Exercise directions | Copy out the lines that have "color" in them.

Provided data |
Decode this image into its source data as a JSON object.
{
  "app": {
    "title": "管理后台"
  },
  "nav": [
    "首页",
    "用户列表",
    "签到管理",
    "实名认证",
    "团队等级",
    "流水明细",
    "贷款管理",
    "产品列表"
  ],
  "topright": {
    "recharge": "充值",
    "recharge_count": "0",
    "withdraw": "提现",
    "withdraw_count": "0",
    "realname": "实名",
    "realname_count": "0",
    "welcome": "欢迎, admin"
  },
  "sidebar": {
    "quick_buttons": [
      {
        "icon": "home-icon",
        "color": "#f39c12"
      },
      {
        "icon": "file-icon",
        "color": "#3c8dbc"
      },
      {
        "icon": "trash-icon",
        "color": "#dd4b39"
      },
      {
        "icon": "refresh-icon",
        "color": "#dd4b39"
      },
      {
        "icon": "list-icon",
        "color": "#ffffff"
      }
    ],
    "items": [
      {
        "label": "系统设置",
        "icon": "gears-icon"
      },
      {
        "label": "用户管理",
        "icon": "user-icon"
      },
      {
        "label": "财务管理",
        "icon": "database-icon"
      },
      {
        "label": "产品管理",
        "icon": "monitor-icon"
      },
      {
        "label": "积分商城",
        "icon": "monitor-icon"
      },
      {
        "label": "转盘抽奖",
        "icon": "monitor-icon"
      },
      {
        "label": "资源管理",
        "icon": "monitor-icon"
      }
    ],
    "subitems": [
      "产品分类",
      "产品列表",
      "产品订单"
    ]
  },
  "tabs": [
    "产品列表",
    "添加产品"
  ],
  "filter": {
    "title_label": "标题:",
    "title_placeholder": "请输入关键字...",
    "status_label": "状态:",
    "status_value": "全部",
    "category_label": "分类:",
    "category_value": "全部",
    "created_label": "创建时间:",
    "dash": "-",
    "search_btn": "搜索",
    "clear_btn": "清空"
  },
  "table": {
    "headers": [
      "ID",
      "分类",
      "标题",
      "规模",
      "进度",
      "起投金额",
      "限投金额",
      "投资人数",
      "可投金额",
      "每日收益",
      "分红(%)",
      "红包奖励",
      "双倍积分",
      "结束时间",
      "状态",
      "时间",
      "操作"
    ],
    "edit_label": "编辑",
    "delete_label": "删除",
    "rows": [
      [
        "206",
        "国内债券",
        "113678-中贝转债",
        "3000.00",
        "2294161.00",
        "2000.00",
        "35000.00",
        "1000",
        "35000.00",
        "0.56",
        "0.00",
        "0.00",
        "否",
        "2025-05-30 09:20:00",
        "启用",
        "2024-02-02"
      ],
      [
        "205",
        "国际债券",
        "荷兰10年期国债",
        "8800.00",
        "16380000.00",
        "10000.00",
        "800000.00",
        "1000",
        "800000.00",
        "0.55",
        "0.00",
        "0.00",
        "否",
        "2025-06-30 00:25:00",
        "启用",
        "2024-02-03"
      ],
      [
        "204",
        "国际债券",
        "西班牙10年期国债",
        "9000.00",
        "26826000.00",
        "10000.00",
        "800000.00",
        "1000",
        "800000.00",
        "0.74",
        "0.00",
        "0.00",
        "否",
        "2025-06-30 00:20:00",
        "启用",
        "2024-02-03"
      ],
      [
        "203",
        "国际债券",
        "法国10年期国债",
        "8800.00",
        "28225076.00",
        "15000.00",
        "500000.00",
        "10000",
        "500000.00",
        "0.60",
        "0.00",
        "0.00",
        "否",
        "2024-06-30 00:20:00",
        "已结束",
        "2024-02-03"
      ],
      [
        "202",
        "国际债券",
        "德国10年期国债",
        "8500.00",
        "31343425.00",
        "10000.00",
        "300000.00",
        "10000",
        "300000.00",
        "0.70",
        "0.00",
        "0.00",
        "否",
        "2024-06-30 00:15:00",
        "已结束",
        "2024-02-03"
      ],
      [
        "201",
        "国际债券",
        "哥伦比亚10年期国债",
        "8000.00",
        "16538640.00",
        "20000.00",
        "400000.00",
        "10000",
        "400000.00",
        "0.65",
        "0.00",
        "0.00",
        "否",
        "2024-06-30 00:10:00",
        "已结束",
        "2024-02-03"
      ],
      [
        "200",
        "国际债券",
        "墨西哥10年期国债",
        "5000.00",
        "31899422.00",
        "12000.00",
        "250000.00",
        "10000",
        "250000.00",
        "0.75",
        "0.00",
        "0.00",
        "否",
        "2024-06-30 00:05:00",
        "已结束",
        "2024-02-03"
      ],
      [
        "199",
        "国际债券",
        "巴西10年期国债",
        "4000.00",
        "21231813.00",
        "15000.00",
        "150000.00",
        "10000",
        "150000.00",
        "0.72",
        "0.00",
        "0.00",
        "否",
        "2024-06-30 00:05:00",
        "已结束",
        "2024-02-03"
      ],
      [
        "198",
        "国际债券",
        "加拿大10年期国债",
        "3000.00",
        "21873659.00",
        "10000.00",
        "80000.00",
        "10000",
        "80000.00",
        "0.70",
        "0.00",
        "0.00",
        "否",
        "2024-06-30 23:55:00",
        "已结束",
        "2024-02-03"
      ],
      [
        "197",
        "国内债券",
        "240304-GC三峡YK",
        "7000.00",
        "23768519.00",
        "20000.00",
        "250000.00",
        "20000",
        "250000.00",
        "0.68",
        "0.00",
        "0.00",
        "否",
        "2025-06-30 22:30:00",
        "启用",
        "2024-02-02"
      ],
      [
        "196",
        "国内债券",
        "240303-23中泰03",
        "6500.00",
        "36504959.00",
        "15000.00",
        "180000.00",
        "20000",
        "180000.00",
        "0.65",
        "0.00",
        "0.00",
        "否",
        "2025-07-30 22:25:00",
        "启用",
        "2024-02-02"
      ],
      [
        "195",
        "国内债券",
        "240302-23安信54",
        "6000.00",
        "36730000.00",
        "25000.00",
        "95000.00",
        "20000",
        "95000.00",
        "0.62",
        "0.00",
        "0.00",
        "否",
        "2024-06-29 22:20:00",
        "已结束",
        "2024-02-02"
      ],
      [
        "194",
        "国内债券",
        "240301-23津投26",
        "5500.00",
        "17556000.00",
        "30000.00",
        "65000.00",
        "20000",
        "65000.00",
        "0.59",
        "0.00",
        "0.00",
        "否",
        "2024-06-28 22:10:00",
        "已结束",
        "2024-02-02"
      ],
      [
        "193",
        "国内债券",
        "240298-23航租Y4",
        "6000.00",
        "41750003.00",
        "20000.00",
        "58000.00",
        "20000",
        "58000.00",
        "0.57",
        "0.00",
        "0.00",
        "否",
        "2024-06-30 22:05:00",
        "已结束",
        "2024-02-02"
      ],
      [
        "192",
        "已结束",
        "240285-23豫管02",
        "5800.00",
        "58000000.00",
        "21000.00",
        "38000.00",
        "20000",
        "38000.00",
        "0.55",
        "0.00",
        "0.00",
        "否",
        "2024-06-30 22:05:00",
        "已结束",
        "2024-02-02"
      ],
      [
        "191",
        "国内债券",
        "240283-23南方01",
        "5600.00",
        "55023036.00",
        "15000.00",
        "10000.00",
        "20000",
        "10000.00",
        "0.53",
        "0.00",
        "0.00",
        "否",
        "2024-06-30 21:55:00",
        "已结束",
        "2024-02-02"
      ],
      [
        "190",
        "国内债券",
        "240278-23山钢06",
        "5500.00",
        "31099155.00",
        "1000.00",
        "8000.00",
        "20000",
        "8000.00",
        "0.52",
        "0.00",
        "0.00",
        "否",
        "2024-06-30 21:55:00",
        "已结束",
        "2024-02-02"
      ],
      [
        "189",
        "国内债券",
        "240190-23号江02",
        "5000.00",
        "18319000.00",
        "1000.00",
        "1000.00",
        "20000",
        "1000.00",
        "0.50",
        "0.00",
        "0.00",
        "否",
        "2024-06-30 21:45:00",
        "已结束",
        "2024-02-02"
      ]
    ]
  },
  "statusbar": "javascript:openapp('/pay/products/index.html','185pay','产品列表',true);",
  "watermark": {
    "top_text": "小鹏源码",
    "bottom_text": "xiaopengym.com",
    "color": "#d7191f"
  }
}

Answer to the exercise |
        "color": "#f39c12"
        "color": "#3c8dbc"
        "color": "#dd4b39"
        "color": "#dd4b39"
        "color": "#ffffff"
    "color": "#d7191f"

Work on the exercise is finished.